(Records about charts and figures)
__________________________________________________
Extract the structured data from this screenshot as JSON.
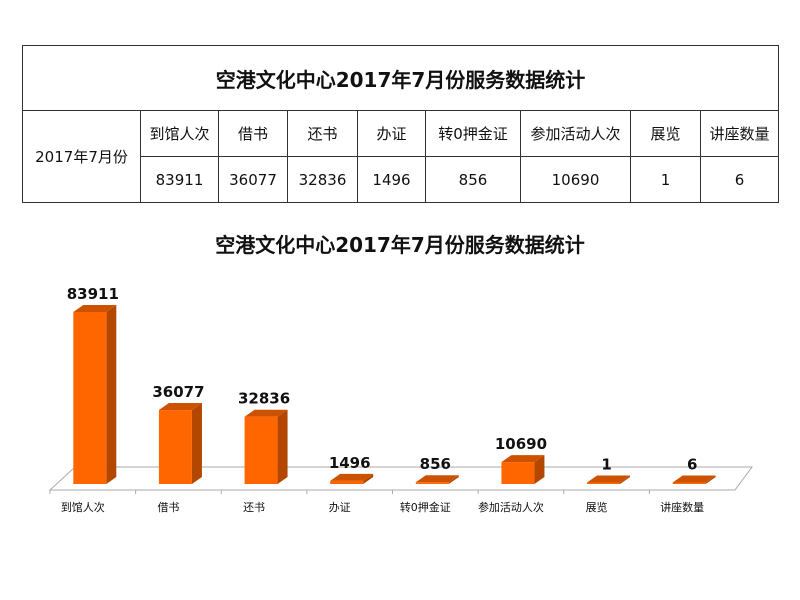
{
  "table": {
    "title": "空港文化中心2017年7月份服务数据统计",
    "row_label": "2017年7月份",
    "headers": [
      "到馆人次",
      "借书",
      "还书",
      "办证",
      "转0押金证",
      "参加活动人次",
      "展览",
      "讲座数量"
    ],
    "values": [
      "83911",
      "36077",
      "32836",
      "1496",
      "856",
      "10690",
      "1",
      "6"
    ]
  },
  "chart_data": {
    "type": "bar",
    "title": "空港文化中心2017年7月份服务数据统计",
    "categories": [
      "到馆人次",
      "借书",
      "还书",
      "办证",
      "转0押金证",
      "参加活动人次",
      "展览",
      "讲座数量"
    ],
    "values": [
      83911,
      36077,
      32836,
      1496,
      856,
      10690,
      1,
      6
    ],
    "data_labels": [
      "83911",
      "36077",
      "32836",
      "1496",
      "856",
      "10690",
      "1",
      "6"
    ],
    "xlabel": "",
    "ylabel": "",
    "ylim": [
      0,
      90000
    ],
    "grid": false,
    "legend": "none",
    "colors": {
      "front": "#ff6600",
      "side": "#b34700",
      "top": "#cc5200"
    }
  }
}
__________________________________________________
EXERCISE DESCRIPTION: Write out all the entries exactly, except for the pictures.

FULL ANSWER:
Extract the structured data from this screenshot as JSON.
{
  "table": {
    "title": "空港文化中心2017年7月份服务数据统计",
    "row_label": "2017年7月份",
    "headers": [
      "到馆人次",
      "借书",
      "还书",
      "办证",
      "转0押金证",
      "参加活动人次",
      "展览",
      "讲座数量"
    ],
    "values": [
      "83911",
      "36077",
      "32836",
      "1496",
      "856",
      "10690",
      "1",
      "6"
    ]
  },
  "chart_data": {
    "type": "bar",
    "title": "空港文化中心2017年7月份服务数据统计",
    "categories": [
      "到馆人次",
      "借书",
      "还书",
      "办证",
      "转0押金证",
      "参加活动人次",
      "展览",
      "讲座数量"
    ],
    "values": [
      83911,
      36077,
      32836,
      1496,
      856,
      10690,
      1,
      6
    ],
    "data_labels": [
      "83911",
      "36077",
      "32836",
      "1496",
      "856",
      "10690",
      "1",
      "6"
    ],
    "xlabel": "",
    "ylabel": "",
    "ylim": [
      0,
      90000
    ],
    "grid": false,
    "legend": "none",
    "colors": {
      "front": "#ff6600",
      "side": "#b34700",
      "top": "#cc5200"
    }
  }
}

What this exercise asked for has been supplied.